▶ [THE REQUEST] Please transcribe the data below exactly. Leave the pictures out.

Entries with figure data
--- Start ---

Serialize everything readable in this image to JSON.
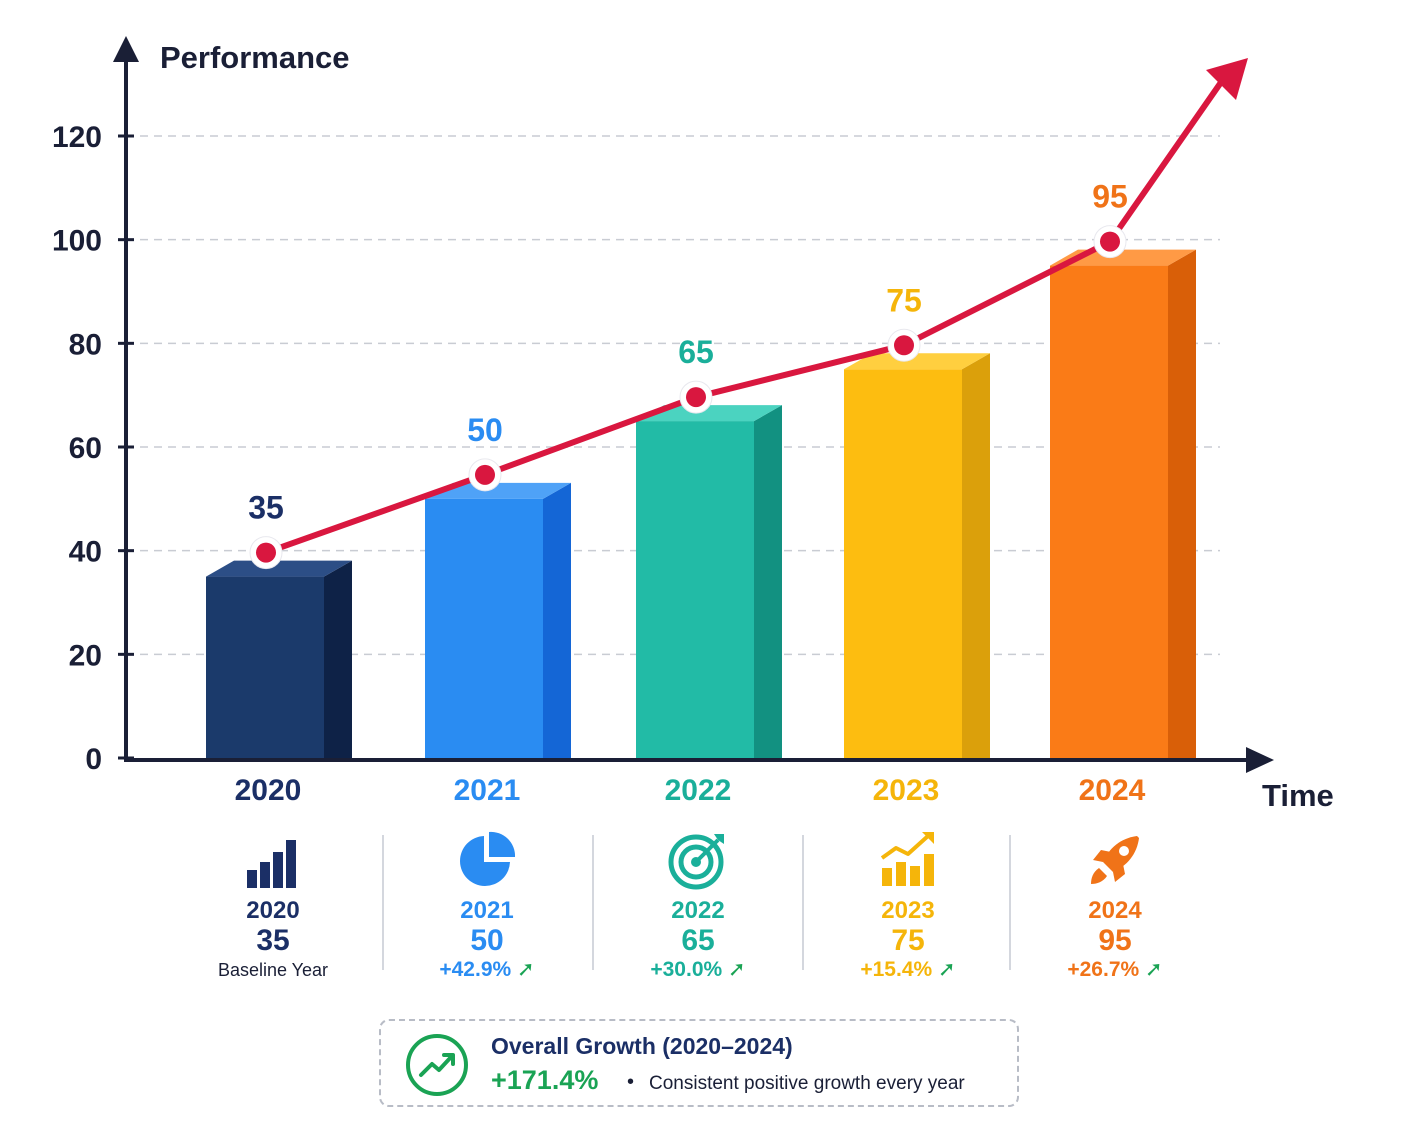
{
  "chart_data": {
    "type": "bar",
    "ylabel": "Performance",
    "xlabel": "Time",
    "ylim": [
      0,
      120
    ],
    "yticks": [
      0,
      20,
      40,
      60,
      80,
      100,
      120
    ],
    "grid": true,
    "categories": [
      "2020",
      "2021",
      "2022",
      "2023",
      "2024"
    ],
    "values": [
      35,
      50,
      65,
      75,
      95
    ],
    "bar_colors": [
      "#1b3a6b",
      "#2a8cf2",
      "#22bba6",
      "#fdbd10",
      "#fa7b17"
    ],
    "bar_side_colors": [
      "#0e2247",
      "#1466d6",
      "#129181",
      "#dba00b",
      "#d95f08"
    ],
    "bar_top_colors": [
      "#2c4e86",
      "#4fa2f7",
      "#4bd3c0",
      "#ffcf3f",
      "#ff9a45"
    ],
    "label_colors": [
      "#1b2f66",
      "#2a8cf2",
      "#1aaf9a",
      "#f5b50a",
      "#f07318"
    ],
    "trend_line_color": "#d9173f",
    "trend_arrow": true
  },
  "cards": [
    {
      "icon": "bar-chart-icon",
      "year": "2020",
      "value": "35",
      "note": "Baseline Year",
      "growth": "",
      "color": "#1b2f66"
    },
    {
      "icon": "pie-chart-icon",
      "year": "2021",
      "value": "50",
      "note": "",
      "growth": "+42.9%",
      "color": "#2a8cf2"
    },
    {
      "icon": "target-icon",
      "year": "2022",
      "value": "65",
      "note": "",
      "growth": "+30.0%",
      "color": "#1aaf9a"
    },
    {
      "icon": "growth-chart-icon",
      "year": "2023",
      "value": "75",
      "note": "",
      "growth": "+15.4%",
      "color": "#f5b50a"
    },
    {
      "icon": "rocket-icon",
      "year": "2024",
      "value": "95",
      "note": "",
      "growth": "+26.7%",
      "color": "#f07318"
    }
  ],
  "summary": {
    "icon": "trending-up-icon",
    "title": "Overall Growth (2020–2024)",
    "value": "+171.4%",
    "note": "Consistent positive growth every year"
  }
}
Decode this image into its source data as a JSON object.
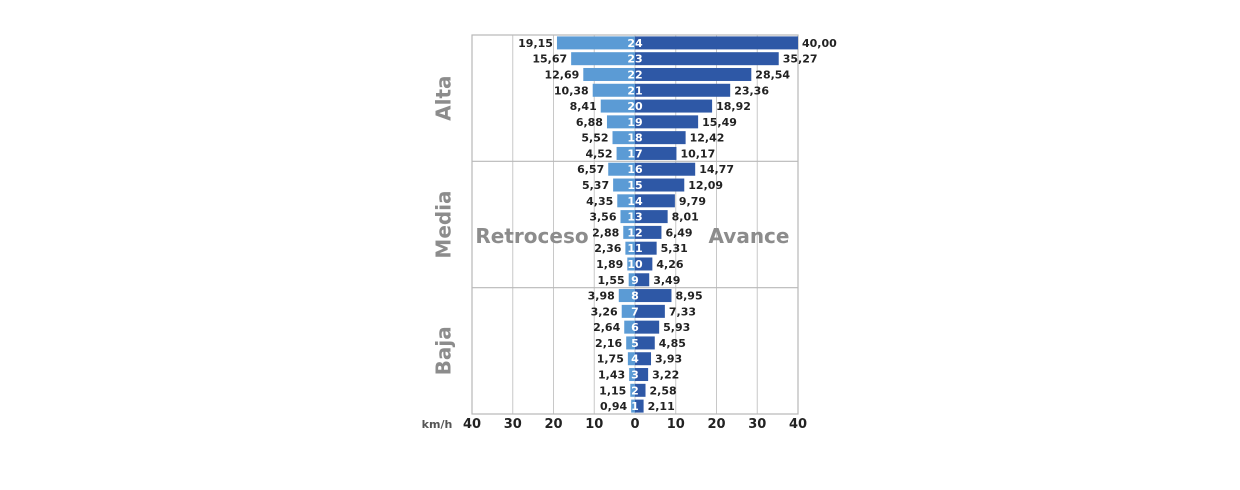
{
  "chart_data": {
    "type": "bar",
    "orientation": "horizontal-diverging",
    "unit_label": "km/h",
    "left_label": "Retroceso",
    "right_label": "Avance",
    "xlim": [
      -40,
      40
    ],
    "x_ticks": [
      "40",
      "30",
      "20",
      "10",
      "0",
      "10",
      "20",
      "30",
      "40"
    ],
    "grid": true,
    "colors": {
      "retroceso": "#5b9bd5",
      "avance": "#2e58a6"
    },
    "bands": [
      {
        "name": "Alta",
        "gears": [
          "17",
          "18",
          "19",
          "20",
          "21",
          "22",
          "23",
          "24"
        ]
      },
      {
        "name": "Media",
        "gears": [
          "9",
          "10",
          "11",
          "12",
          "13",
          "14",
          "15",
          "16"
        ]
      },
      {
        "name": "Baja",
        "gears": [
          "1",
          "2",
          "3",
          "4",
          "5",
          "6",
          "7",
          "8"
        ]
      }
    ],
    "gears": [
      {
        "gear": "24",
        "retroceso": 19.15,
        "avance": 40.0,
        "retroceso_label": "19,15",
        "avance_label": "40,00"
      },
      {
        "gear": "23",
        "retroceso": 15.67,
        "avance": 35.27,
        "retroceso_label": "15,67",
        "avance_label": "35,27"
      },
      {
        "gear": "22",
        "retroceso": 12.69,
        "avance": 28.54,
        "retroceso_label": "12,69",
        "avance_label": "28,54"
      },
      {
        "gear": "21",
        "retroceso": 10.38,
        "avance": 23.36,
        "retroceso_label": "10,38",
        "avance_label": "23,36"
      },
      {
        "gear": "20",
        "retroceso": 8.41,
        "avance": 18.92,
        "retroceso_label": "8,41",
        "avance_label": "18,92"
      },
      {
        "gear": "19",
        "retroceso": 6.88,
        "avance": 15.49,
        "retroceso_label": "6,88",
        "avance_label": "15,49"
      },
      {
        "gear": "18",
        "retroceso": 5.52,
        "avance": 12.42,
        "retroceso_label": "5,52",
        "avance_label": "12,42"
      },
      {
        "gear": "17",
        "retroceso": 4.52,
        "avance": 10.17,
        "retroceso_label": "4,52",
        "avance_label": "10,17"
      },
      {
        "gear": "16",
        "retroceso": 6.57,
        "avance": 14.77,
        "retroceso_label": "6,57",
        "avance_label": "14,77"
      },
      {
        "gear": "15",
        "retroceso": 5.37,
        "avance": 12.09,
        "retroceso_label": "5,37",
        "avance_label": "12,09"
      },
      {
        "gear": "14",
        "retroceso": 4.35,
        "avance": 9.79,
        "retroceso_label": "4,35",
        "avance_label": "9,79"
      },
      {
        "gear": "13",
        "retroceso": 3.56,
        "avance": 8.01,
        "retroceso_label": "3,56",
        "avance_label": "8,01"
      },
      {
        "gear": "12",
        "retroceso": 2.88,
        "avance": 6.49,
        "retroceso_label": "2,88",
        "avance_label": "6,49"
      },
      {
        "gear": "11",
        "retroceso": 2.36,
        "avance": 5.31,
        "retroceso_label": "2,36",
        "avance_label": "5,31"
      },
      {
        "gear": "10",
        "retroceso": 1.89,
        "avance": 4.26,
        "retroceso_label": "1,89",
        "avance_label": "4,26"
      },
      {
        "gear": "9",
        "retroceso": 1.55,
        "avance": 3.49,
        "retroceso_label": "1,55",
        "avance_label": "3,49"
      },
      {
        "gear": "8",
        "retroceso": 3.98,
        "avance": 8.95,
        "retroceso_label": "3,98",
        "avance_label": "8,95"
      },
      {
        "gear": "7",
        "retroceso": 3.26,
        "avance": 7.33,
        "retroceso_label": "3,26",
        "avance_label": "7,33"
      },
      {
        "gear": "6",
        "retroceso": 2.64,
        "avance": 5.93,
        "retroceso_label": "2,64",
        "avance_label": "5,93"
      },
      {
        "gear": "5",
        "retroceso": 2.16,
        "avance": 4.85,
        "retroceso_label": "2,16",
        "avance_label": "4,85"
      },
      {
        "gear": "4",
        "retroceso": 1.75,
        "avance": 3.93,
        "retroceso_label": "1,75",
        "avance_label": "3,93"
      },
      {
        "gear": "3",
        "retroceso": 1.43,
        "avance": 3.22,
        "retroceso_label": "1,43",
        "avance_label": "3,22"
      },
      {
        "gear": "2",
        "retroceso": 1.15,
        "avance": 2.58,
        "retroceso_label": "1,15",
        "avance_label": "2,58"
      },
      {
        "gear": "1",
        "retroceso": 0.94,
        "avance": 2.11,
        "retroceso_label": "0,94",
        "avance_label": "2,11"
      }
    ]
  }
}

--- End ---

▶ [RESULT FOR THIS TASK]
Serialize everything readable in this image to JSON.
{
  "chart_data": {
    "type": "bar",
    "ylabel": "Performance",
    "xlabel": "Time",
    "ylim": [
      0,
      120
    ],
    "yticks": [
      0,
      20,
      40,
      60,
      80,
      100,
      120
    ],
    "grid": true,
    "categories": [
      "2020",
      "2021",
      "2022",
      "2023",
      "2024"
    ],
    "values": [
      35,
      50,
      65,
      75,
      95
    ],
    "bar_colors": [
      "#1b3a6b",
      "#2a8cf2",
      "#22bba6",
      "#fdbd10",
      "#fa7b17"
    ],
    "bar_side_colors": [
      "#0e2247",
      "#1466d6",
      "#129181",
      "#dba00b",
      "#d95f08"
    ],
    "bar_top_colors": [
      "#2c4e86",
      "#4fa2f7",
      "#4bd3c0",
      "#ffcf3f",
      "#ff9a45"
    ],
    "label_colors": [
      "#1b2f66",
      "#2a8cf2",
      "#1aaf9a",
      "#f5b50a",
      "#f07318"
    ],
    "trend_line_color": "#d9173f",
    "trend_arrow": true
  },
  "cards": [
    {
      "icon": "bar-chart-icon",
      "year": "2020",
      "value": "35",
      "note": "Baseline Year",
      "growth": "",
      "color": "#1b2f66"
    },
    {
      "icon": "pie-chart-icon",
      "year": "2021",
      "value": "50",
      "note": "",
      "growth": "+42.9%",
      "color": "#2a8cf2"
    },
    {
      "icon": "target-icon",
      "year": "2022",
      "value": "65",
      "note": "",
      "growth": "+30.0%",
      "color": "#1aaf9a"
    },
    {
      "icon": "growth-chart-icon",
      "year": "2023",
      "value": "75",
      "note": "",
      "growth": "+15.4%",
      "color": "#f5b50a"
    },
    {
      "icon": "rocket-icon",
      "year": "2024",
      "value": "95",
      "note": "",
      "growth": "+26.7%",
      "color": "#f07318"
    }
  ],
  "summary": {
    "icon": "trending-up-icon",
    "title": "Overall Growth (2020–2024)",
    "value": "+171.4%",
    "note": "Consistent positive growth every year"
  }
}
Decode this image into its source data as a JSON object.
{
  "chart_data": {
    "type": "bar",
    "orientation": "horizontal-diverging",
    "unit_label": "km/h",
    "left_label": "Retroceso",
    "right_label": "Avance",
    "xlim": [
      -40,
      40
    ],
    "x_ticks": [
      "40",
      "30",
      "20",
      "10",
      "0",
      "10",
      "20",
      "30",
      "40"
    ],
    "grid": true,
    "colors": {
      "retroceso": "#5b9bd5",
      "avance": "#2e58a6"
    },
    "bands": [
      {
        "name": "Alta",
        "gears": [
          "17",
          "18",
          "19",
          "20",
          "21",
          "22",
          "23",
          "24"
        ]
      },
      {
        "name": "Media",
        "gears": [
          "9",
          "10",
          "11",
          "12",
          "13",
          "14",
          "15",
          "16"
        ]
      },
      {
        "name": "Baja",
        "gears": [
          "1",
          "2",
          "3",
          "4",
          "5",
          "6",
          "7",
          "8"
        ]
      }
    ],
    "gears": [
      {
        "gear": "24",
        "retroceso": 19.15,
        "avance": 40.0,
        "retroceso_label": "19,15",
        "avance_label": "40,00"
      },
      {
        "gear": "23",
        "retroceso": 15.67,
        "avance": 35.27,
        "retroceso_label": "15,67",
        "avance_label": "35,27"
      },
      {
        "gear": "22",
        "retroceso": 12.69,
        "avance": 28.54,
        "retroceso_label": "12,69",
        "avance_label": "28,54"
      },
      {
        "gear": "21",
        "retroceso": 10.38,
        "avance": 23.36,
        "retroceso_label": "10,38",
        "avance_label": "23,36"
      },
      {
        "gear": "20",
        "retroceso": 8.41,
        "avance": 18.92,
        "retroceso_label": "8,41",
        "avance_label": "18,92"
      },
      {
        "gear": "19",
        "retroceso": 6.88,
        "avance": 15.49,
        "retroceso_label": "6,88",
        "avance_label": "15,49"
      },
      {
        "gear": "18",
        "retroceso": 5.52,
        "avance": 12.42,
        "retroceso_label": "5,52",
        "avance_label": "12,42"
      },
      {
        "gear": "17",
        "retroceso": 4.52,
        "avance": 10.17,
        "retroceso_label": "4,52",
        "avance_label": "10,17"
      },
      {
        "gear": "16",
        "retroceso": 6.57,
        "avance": 14.77,
        "retroceso_label": "6,57",
        "avance_label": "14,77"
      },
      {
        "gear": "15",
        "retroceso": 5.37,
        "avance": 12.09,
        "retroceso_label": "5,37",
        "avance_label": "12,09"
      },
      {
        "gear": "14",
        "retroceso": 4.35,
        "avance": 9.79,
        "retroceso_label": "4,35",
        "avance_label": "9,79"
      },
      {
        "gear": "13",
        "retroceso": 3.56,
        "avance": 8.01,
        "retroceso_label": "3,56",
        "avance_label": "8,01"
      },
      {
        "gear": "12",
        "retroceso": 2.88,
        "avance": 6.49,
        "retroceso_label": "2,88",
        "avance_label": "6,49"
      },
      {
        "gear": "11",
        "retroceso": 2.36,
        "avance": 5.31,
        "retroceso_label": "2,36",
        "avance_label": "5,31"
      },
      {
        "gear": "10",
        "retroceso": 1.89,
        "avance": 4.26,
        "retroceso_label": "1,89",
        "avance_label": "4,26"
      },
      {
        "gear": "9",
        "retroceso": 1.55,
        "avance": 3.49,
        "retroceso_label": "1,55",
        "avance_label": "3,49"
      },
      {
        "gear": "8",
        "retroceso": 3.98,
        "avance": 8.95,
        "retroceso_label": "3,98",
        "avance_label": "8,95"
      },
      {
        "gear": "7",
        "retroceso": 3.26,
        "avance": 7.33,
        "retroceso_label": "3,26",
        "avance_label": "7,33"
      },
      {
        "gear": "6",
        "retroceso": 2.64,
        "avance": 5.93,
        "retroceso_label": "2,64",
        "avance_label": "5,93"
      },
      {
        "gear": "5",
        "retroceso": 2.16,
        "avance": 4.85,
        "retroceso_label": "2,16",
        "avance_label": "4,85"
      },
      {
        "gear": "4",
        "retroceso": 1.75,
        "avance": 3.93,
        "retroceso_label": "1,75",
        "avance_label": "3,93"
      },
      {
        "gear": "3",
        "retroceso": 1.43,
        "avance": 3.22,
        "retroceso_label": "1,43",
        "avance_label": "3,22"
      },
      {
        "gear": "2",
        "retroceso": 1.15,
        "avance": 2.58,
        "retroceso_label": "1,15",
        "avance_label": "2,58"
      },
      {
        "gear": "1",
        "retroceso": 0.94,
        "avance": 2.11,
        "retroceso_label": "0,94",
        "avance_label": "2,11"
      }
    ]
  }
}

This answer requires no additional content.